(Stored items)
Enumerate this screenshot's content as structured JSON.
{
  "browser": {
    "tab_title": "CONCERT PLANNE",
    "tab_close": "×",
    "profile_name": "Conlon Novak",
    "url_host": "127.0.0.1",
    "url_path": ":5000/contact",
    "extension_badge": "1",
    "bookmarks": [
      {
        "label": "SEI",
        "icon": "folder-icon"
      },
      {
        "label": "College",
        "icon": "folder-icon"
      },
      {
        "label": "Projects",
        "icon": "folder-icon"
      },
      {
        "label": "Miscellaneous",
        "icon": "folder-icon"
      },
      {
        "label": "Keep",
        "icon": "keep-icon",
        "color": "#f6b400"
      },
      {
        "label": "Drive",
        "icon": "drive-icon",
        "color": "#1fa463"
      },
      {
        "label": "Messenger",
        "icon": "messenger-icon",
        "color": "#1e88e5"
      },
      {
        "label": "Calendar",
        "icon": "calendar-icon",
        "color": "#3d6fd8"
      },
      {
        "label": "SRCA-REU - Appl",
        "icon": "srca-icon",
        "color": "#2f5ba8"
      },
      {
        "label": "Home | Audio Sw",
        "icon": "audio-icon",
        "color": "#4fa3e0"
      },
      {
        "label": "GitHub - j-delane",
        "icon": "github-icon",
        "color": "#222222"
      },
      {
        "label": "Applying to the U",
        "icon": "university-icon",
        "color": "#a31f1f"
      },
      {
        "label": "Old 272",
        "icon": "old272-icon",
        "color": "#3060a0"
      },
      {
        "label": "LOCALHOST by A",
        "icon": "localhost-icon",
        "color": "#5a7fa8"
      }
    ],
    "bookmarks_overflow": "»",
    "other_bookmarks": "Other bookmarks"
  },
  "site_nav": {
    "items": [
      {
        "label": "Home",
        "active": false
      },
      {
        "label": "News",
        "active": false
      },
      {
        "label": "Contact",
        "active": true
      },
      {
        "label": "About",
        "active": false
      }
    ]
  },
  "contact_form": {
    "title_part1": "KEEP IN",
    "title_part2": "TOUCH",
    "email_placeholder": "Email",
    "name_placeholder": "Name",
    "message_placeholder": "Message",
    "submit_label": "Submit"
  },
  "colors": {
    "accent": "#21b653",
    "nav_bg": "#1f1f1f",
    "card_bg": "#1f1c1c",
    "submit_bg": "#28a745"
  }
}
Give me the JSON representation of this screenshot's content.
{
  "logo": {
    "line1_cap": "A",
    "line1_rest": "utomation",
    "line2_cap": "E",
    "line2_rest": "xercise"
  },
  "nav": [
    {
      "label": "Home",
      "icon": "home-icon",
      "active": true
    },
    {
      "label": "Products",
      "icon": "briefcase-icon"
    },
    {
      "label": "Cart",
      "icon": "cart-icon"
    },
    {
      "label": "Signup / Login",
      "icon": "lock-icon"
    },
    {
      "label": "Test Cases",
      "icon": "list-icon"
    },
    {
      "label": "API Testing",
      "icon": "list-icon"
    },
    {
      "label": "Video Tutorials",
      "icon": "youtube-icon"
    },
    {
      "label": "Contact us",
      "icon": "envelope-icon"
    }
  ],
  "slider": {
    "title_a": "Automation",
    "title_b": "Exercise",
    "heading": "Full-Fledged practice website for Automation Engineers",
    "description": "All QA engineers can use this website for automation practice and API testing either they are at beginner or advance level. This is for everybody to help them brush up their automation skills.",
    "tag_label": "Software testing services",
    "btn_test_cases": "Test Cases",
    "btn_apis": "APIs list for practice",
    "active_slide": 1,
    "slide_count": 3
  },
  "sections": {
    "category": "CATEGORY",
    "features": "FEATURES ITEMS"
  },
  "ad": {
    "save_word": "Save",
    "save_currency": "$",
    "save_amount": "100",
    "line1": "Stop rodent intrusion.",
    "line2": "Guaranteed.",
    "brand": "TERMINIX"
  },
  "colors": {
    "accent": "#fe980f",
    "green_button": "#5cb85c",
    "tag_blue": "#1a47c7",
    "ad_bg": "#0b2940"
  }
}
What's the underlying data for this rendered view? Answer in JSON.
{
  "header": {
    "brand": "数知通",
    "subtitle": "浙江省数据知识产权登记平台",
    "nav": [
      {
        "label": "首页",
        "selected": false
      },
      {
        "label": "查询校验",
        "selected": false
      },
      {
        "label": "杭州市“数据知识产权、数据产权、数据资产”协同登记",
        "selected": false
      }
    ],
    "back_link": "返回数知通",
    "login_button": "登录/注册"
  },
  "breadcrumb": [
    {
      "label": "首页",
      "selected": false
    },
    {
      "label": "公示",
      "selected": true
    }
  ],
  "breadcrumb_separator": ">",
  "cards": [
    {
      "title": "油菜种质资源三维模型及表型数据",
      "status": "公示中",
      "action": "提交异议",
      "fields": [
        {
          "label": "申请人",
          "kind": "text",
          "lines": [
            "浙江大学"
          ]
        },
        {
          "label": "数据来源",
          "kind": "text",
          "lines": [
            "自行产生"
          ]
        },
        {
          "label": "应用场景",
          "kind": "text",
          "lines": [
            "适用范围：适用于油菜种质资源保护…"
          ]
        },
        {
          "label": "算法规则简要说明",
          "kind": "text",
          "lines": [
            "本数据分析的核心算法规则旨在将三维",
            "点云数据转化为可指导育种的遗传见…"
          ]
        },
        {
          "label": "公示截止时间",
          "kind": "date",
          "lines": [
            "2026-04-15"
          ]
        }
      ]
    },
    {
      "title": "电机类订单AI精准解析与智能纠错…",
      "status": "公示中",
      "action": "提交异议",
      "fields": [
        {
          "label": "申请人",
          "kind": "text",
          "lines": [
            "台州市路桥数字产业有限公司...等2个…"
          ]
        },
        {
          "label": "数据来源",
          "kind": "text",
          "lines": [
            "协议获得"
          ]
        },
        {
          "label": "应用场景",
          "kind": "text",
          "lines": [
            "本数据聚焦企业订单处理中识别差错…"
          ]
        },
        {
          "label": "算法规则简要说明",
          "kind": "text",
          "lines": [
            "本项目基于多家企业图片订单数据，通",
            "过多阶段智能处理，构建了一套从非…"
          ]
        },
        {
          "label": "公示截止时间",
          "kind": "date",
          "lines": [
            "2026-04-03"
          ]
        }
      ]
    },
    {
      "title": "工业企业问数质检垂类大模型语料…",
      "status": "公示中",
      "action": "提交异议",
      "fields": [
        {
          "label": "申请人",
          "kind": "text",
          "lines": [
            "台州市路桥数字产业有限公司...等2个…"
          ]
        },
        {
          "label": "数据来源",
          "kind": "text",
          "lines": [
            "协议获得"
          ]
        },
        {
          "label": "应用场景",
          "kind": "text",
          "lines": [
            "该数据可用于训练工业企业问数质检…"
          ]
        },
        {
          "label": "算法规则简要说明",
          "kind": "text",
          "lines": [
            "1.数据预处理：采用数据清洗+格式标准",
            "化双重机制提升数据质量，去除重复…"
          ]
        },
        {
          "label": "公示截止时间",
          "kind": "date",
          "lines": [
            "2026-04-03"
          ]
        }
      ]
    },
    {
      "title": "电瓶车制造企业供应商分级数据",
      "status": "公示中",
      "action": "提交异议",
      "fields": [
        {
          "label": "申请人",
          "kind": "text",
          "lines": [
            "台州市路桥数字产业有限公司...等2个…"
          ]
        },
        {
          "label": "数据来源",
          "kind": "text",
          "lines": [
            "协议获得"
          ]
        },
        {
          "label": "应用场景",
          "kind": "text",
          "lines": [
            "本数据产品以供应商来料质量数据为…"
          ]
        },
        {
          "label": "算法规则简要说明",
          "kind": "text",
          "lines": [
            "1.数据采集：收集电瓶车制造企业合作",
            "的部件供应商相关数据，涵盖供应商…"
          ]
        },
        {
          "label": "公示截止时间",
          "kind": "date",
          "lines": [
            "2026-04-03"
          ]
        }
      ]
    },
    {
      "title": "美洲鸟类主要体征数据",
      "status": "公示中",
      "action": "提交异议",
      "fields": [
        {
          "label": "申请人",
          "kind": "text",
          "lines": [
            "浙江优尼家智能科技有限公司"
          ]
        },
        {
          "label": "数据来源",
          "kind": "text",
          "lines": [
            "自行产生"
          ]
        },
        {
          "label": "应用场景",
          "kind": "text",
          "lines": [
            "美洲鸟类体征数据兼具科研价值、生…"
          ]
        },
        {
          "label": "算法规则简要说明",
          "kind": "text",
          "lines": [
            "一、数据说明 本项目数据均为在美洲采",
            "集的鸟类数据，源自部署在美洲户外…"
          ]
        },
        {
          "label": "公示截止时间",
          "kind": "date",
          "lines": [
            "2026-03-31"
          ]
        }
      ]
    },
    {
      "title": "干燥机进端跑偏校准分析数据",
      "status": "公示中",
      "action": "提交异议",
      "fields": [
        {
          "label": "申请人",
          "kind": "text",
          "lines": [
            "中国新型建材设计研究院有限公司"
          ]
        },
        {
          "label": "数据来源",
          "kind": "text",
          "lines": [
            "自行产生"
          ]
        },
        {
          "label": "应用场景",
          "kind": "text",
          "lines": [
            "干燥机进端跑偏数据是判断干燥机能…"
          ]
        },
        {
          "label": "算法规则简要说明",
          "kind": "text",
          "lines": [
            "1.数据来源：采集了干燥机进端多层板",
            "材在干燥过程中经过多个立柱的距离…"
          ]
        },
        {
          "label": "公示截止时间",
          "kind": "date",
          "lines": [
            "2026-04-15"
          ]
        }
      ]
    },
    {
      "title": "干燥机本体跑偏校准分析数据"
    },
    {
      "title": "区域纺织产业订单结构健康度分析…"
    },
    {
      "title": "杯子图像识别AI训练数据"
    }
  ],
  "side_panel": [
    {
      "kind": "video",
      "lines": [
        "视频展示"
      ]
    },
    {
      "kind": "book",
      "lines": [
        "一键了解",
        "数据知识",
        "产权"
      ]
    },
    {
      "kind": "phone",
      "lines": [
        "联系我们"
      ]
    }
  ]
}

* What the task requires *
Using the records above, gather all lines where the string "practice" is present.

* Solution to the exercise *
    "heading": "Full-Fledged practice website for Automation Engineers",
    "description": "All QA engineers can use this website for automation practice and API testing either they are at beginner or advance level. This is for everybody to help them brush up their automation skills.",
    "btn_apis": "APIs list for practice",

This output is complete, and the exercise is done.